EXERCISE PROMPT: Pick out each line of the records that includes the string "invested", and copy it.
■ ■ ■ ■ ■ ■ ■
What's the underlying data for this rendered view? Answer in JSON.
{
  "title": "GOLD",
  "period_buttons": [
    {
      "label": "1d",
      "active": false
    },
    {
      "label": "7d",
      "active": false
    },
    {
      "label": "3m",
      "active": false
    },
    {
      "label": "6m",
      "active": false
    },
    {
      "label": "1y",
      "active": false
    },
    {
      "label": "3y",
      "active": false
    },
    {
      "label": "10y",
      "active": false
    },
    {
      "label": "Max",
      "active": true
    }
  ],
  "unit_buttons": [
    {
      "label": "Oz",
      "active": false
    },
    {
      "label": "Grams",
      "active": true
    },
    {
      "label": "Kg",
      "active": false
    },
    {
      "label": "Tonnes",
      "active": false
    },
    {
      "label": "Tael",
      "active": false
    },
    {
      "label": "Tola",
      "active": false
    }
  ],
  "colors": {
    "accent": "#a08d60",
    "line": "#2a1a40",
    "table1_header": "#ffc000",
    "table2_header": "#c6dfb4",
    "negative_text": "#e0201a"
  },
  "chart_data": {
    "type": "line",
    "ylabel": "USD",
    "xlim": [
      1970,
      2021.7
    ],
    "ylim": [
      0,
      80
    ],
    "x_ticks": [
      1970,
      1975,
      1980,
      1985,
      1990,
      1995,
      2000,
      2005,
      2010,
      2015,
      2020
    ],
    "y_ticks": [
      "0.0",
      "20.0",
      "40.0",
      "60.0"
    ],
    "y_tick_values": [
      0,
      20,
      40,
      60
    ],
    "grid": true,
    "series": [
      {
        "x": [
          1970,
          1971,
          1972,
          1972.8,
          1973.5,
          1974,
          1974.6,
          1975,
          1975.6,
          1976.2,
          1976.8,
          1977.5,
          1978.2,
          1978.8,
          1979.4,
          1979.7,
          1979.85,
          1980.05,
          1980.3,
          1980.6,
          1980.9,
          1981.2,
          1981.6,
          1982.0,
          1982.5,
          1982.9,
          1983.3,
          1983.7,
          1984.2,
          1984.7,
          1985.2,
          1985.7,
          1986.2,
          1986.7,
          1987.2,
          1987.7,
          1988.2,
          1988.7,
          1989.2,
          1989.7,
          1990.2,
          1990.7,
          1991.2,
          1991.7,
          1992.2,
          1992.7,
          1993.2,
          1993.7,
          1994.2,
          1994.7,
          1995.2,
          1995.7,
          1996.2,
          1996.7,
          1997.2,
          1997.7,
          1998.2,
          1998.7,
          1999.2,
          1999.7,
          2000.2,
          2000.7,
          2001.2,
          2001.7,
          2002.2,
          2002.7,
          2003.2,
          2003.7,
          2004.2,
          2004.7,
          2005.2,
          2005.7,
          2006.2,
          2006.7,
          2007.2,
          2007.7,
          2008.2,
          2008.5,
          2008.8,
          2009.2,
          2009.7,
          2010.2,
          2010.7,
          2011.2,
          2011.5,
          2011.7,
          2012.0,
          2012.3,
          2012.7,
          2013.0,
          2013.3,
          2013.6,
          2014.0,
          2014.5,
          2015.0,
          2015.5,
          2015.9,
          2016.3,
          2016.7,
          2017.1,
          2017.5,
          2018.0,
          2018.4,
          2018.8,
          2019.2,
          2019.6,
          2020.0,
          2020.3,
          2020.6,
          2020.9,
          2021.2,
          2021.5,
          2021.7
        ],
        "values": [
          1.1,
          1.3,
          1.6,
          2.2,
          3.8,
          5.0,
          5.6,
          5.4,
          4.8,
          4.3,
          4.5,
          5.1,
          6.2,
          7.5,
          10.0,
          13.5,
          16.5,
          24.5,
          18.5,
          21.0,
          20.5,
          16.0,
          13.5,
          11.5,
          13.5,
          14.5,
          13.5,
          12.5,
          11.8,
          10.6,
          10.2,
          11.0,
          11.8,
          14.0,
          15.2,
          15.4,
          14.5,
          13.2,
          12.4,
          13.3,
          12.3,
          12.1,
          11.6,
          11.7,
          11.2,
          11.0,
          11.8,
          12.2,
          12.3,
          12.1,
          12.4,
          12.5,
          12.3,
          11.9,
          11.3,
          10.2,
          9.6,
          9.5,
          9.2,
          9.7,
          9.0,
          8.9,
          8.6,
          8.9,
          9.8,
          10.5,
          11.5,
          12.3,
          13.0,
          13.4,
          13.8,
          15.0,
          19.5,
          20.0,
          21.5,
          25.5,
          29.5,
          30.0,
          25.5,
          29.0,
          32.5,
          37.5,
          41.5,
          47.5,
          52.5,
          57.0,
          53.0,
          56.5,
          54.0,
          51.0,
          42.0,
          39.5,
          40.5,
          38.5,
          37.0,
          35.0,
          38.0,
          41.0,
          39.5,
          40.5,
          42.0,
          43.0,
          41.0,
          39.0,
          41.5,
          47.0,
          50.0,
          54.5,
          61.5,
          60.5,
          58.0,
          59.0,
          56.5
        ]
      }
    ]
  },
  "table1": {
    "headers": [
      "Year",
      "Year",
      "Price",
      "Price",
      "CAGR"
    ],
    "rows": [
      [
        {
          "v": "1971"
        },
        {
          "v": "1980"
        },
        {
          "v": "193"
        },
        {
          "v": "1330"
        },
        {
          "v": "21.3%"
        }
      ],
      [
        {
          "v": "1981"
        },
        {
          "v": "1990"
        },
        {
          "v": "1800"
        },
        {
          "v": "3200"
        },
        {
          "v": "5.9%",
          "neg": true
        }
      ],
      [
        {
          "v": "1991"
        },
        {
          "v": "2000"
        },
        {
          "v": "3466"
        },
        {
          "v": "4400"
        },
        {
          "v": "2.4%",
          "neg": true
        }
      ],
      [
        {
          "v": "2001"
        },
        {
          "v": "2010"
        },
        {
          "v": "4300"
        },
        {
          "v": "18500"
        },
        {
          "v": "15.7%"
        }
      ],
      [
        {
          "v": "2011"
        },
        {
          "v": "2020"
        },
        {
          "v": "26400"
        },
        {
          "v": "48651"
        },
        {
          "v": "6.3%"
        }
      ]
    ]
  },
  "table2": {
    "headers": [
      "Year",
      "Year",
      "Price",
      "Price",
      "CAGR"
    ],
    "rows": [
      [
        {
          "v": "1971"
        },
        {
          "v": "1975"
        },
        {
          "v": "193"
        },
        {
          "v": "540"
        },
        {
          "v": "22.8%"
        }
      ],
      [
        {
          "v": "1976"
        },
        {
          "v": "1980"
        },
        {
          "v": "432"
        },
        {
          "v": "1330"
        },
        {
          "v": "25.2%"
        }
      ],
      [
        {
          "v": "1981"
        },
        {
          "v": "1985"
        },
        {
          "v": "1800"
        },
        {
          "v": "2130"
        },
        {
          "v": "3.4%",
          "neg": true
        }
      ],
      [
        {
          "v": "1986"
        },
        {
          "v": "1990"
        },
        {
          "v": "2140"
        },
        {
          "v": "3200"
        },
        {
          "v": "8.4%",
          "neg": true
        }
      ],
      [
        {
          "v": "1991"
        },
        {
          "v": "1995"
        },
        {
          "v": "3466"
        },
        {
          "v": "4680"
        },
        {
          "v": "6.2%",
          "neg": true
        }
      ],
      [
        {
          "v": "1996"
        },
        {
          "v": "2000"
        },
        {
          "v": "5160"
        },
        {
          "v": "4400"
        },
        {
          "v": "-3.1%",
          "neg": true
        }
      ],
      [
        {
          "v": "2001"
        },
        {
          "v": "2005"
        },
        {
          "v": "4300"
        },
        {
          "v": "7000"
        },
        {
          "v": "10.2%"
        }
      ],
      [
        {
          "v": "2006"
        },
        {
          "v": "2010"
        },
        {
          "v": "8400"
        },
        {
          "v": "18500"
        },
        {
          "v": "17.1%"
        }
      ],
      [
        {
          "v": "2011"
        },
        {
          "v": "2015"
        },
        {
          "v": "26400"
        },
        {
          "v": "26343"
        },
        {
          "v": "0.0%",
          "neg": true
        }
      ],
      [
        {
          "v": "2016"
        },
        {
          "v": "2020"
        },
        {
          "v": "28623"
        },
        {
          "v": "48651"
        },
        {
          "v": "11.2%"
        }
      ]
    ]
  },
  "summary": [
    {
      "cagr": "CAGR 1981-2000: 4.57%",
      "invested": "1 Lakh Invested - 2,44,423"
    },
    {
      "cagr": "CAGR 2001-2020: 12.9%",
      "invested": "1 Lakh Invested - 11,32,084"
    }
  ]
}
■ ■ ■ ■ ■ ■ ■
WRITTEN RESPONSE:
      "invested": "1 Lakh Invested - 2,44,423"
      "invested": "1 Lakh Invested - 11,32,084"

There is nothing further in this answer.